╭─ SOURCE RECORDS

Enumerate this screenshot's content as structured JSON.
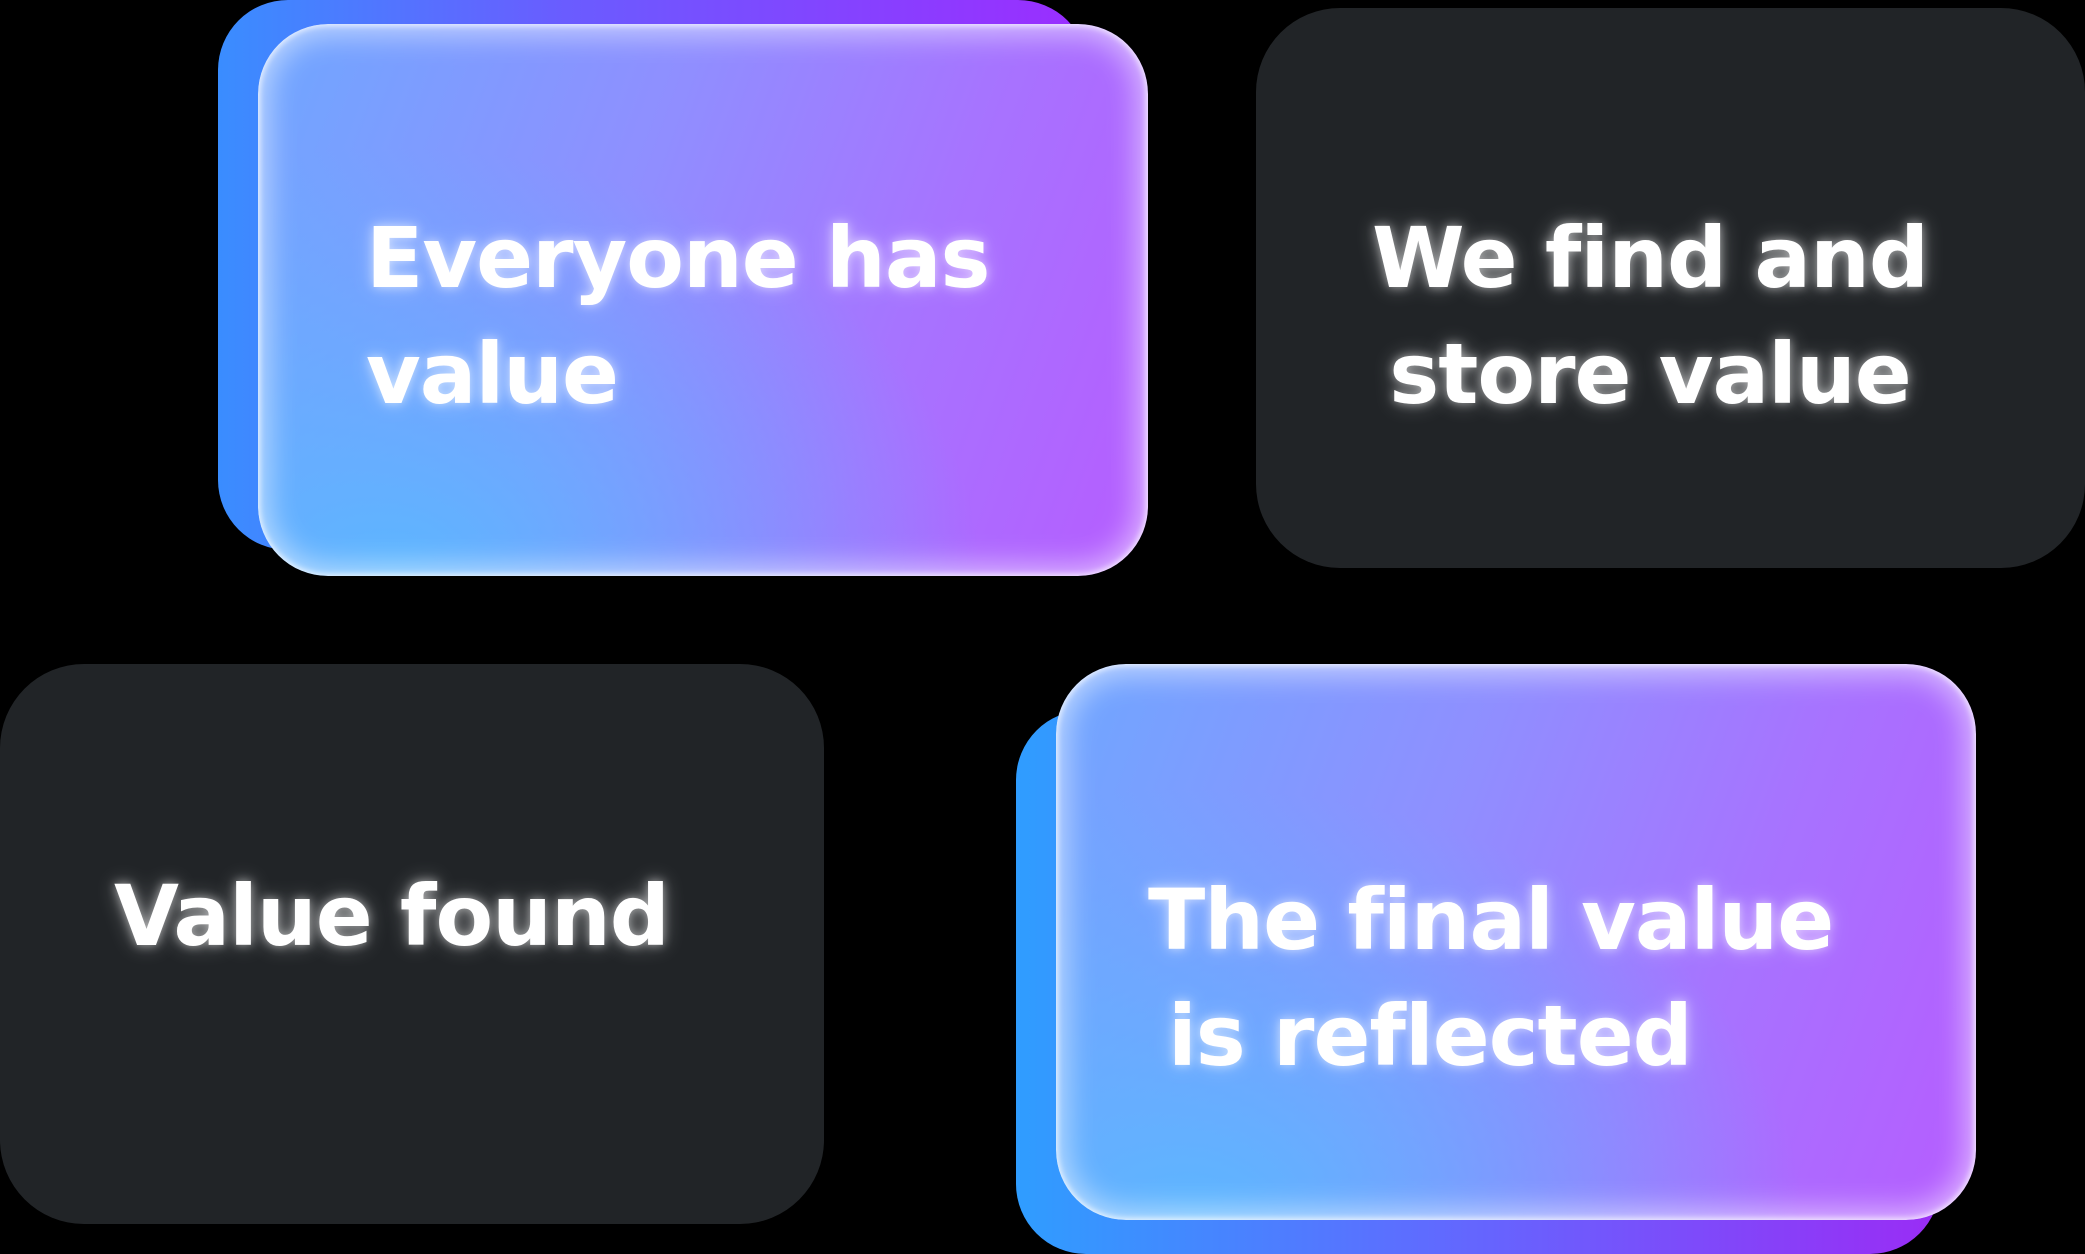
{
  "cards": {
    "card1": {
      "line1": "Everyone has",
      "line2": "value"
    },
    "card2": {
      "line1": "We find and",
      "line2": "store value"
    },
    "card3": {
      "line1": "Value found"
    },
    "card4": {
      "line1": "The final value",
      "line2": "is reflected"
    }
  },
  "colors": {
    "background": "#000000",
    "dark_card": "#212427",
    "gradient_start": "#5cb6ff",
    "gradient_end": "#b65cff",
    "text": "#ffffff"
  }
}
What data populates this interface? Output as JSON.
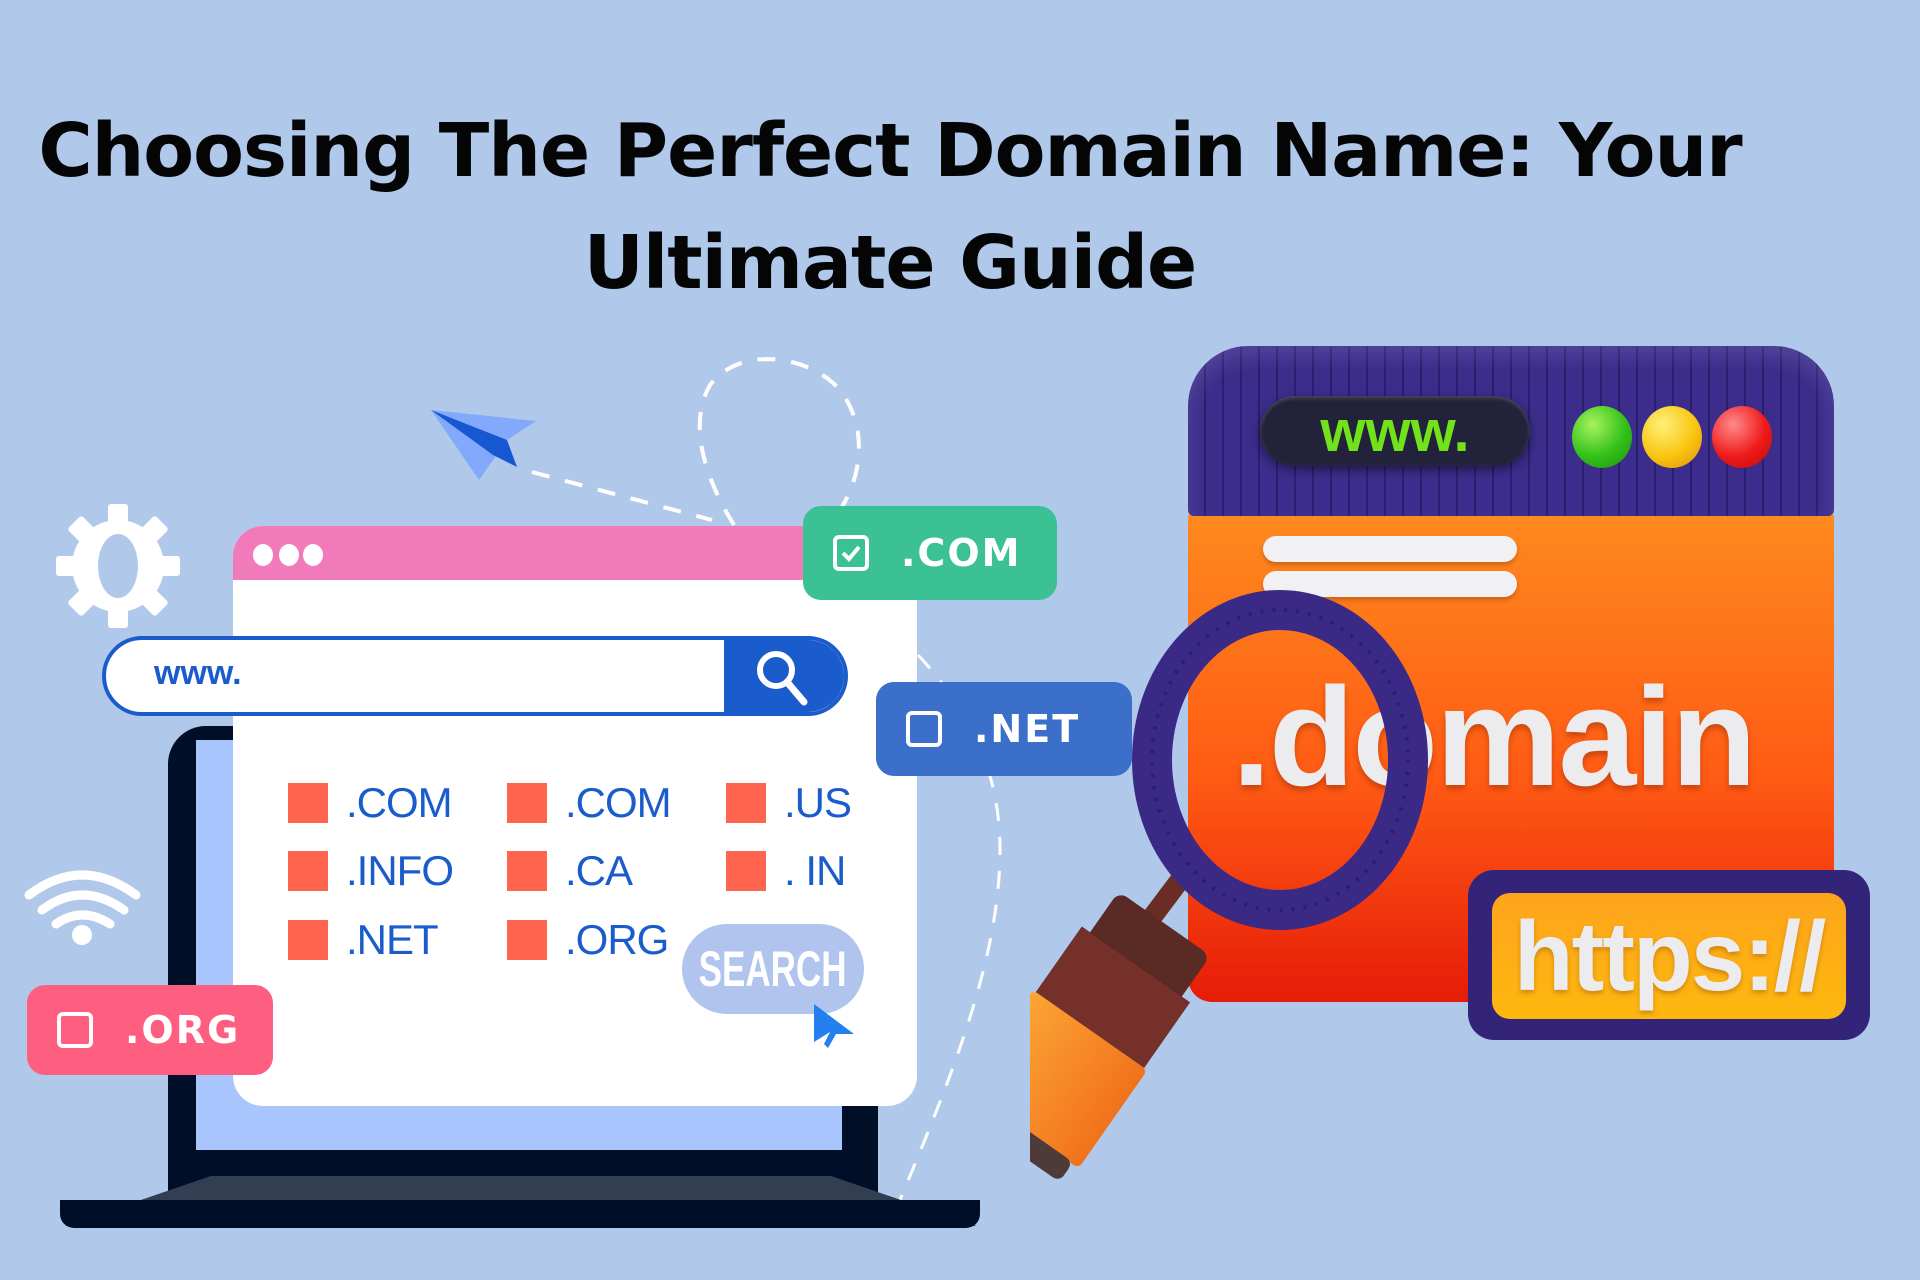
{
  "title": {
    "line1": "Choosing The Perfect Domain Name: Your",
    "line2": "Ultimate Guide"
  },
  "left_illustration": {
    "search_bar": {
      "value": "www.",
      "button_icon": "search-icon"
    },
    "tld_list": [
      [
        ".COM",
        ".COM",
        ".US"
      ],
      [
        ".INFO",
        ".CA",
        ". IN"
      ],
      [
        ".NET",
        ".ORG"
      ]
    ],
    "search_button_label": "SEARCH",
    "tags": [
      {
        "label": ".COM",
        "checked": true,
        "color": "#3cc195"
      },
      {
        "label": ".NET",
        "checked": false,
        "color": "#3c6fca"
      },
      {
        "label": ".ORG",
        "checked": false,
        "color": "#fe5f80"
      }
    ],
    "icons": [
      "gear-icon",
      "wifi-icon",
      "paper-plane-icon",
      "cursor-icon"
    ]
  },
  "right_illustration": {
    "address_pill": "www.",
    "traffic_lights": [
      "#33c11a",
      "#f9c510",
      "#f01a1a"
    ],
    "domain_text": ".domain",
    "protocol_text": "https://",
    "icons": [
      "magnifying-glass-icon"
    ]
  },
  "colors": {
    "background": "#b0c8ea",
    "browser_bar": "#f17aba",
    "accent_blue": "#1b5ccc",
    "tld_square": "#fe644e",
    "window_top": "#3c2d8c",
    "window_body": "#ff5a14"
  }
}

╰─

WHAT TO DO
Set the data above down again exactly as given, with no pictures.

WRITTEN SOLUTION
Enumerate this screenshot's content as structured JSON.
{
  "cards": {
    "card1": {
      "line1": "Everyone has",
      "line2": "value"
    },
    "card2": {
      "line1": "We find and",
      "line2": "store value"
    },
    "card3": {
      "line1": "Value found"
    },
    "card4": {
      "line1": "The final value",
      "line2": "is reflected"
    }
  },
  "colors": {
    "background": "#000000",
    "dark_card": "#212427",
    "gradient_start": "#5cb6ff",
    "gradient_end": "#b65cff",
    "text": "#ffffff"
  }
}
What data populates this interface? Output as JSON.
{
  "title": {
    "line1": "Choosing The Perfect Domain Name: Your",
    "line2": "Ultimate Guide"
  },
  "left_illustration": {
    "search_bar": {
      "value": "www.",
      "button_icon": "search-icon"
    },
    "tld_list": [
      [
        ".COM",
        ".COM",
        ".US"
      ],
      [
        ".INFO",
        ".CA",
        ". IN"
      ],
      [
        ".NET",
        ".ORG"
      ]
    ],
    "search_button_label": "SEARCH",
    "tags": [
      {
        "label": ".COM",
        "checked": true,
        "color": "#3cc195"
      },
      {
        "label": ".NET",
        "checked": false,
        "color": "#3c6fca"
      },
      {
        "label": ".ORG",
        "checked": false,
        "color": "#fe5f80"
      }
    ],
    "icons": [
      "gear-icon",
      "wifi-icon",
      "paper-plane-icon",
      "cursor-icon"
    ]
  },
  "right_illustration": {
    "address_pill": "www.",
    "traffic_lights": [
      "#33c11a",
      "#f9c510",
      "#f01a1a"
    ],
    "domain_text": ".domain",
    "protocol_text": "https://",
    "icons": [
      "magnifying-glass-icon"
    ]
  },
  "colors": {
    "background": "#b0c8ea",
    "browser_bar": "#f17aba",
    "accent_blue": "#1b5ccc",
    "tld_square": "#fe644e",
    "window_top": "#3c2d8c",
    "window_body": "#ff5a14"
  }
}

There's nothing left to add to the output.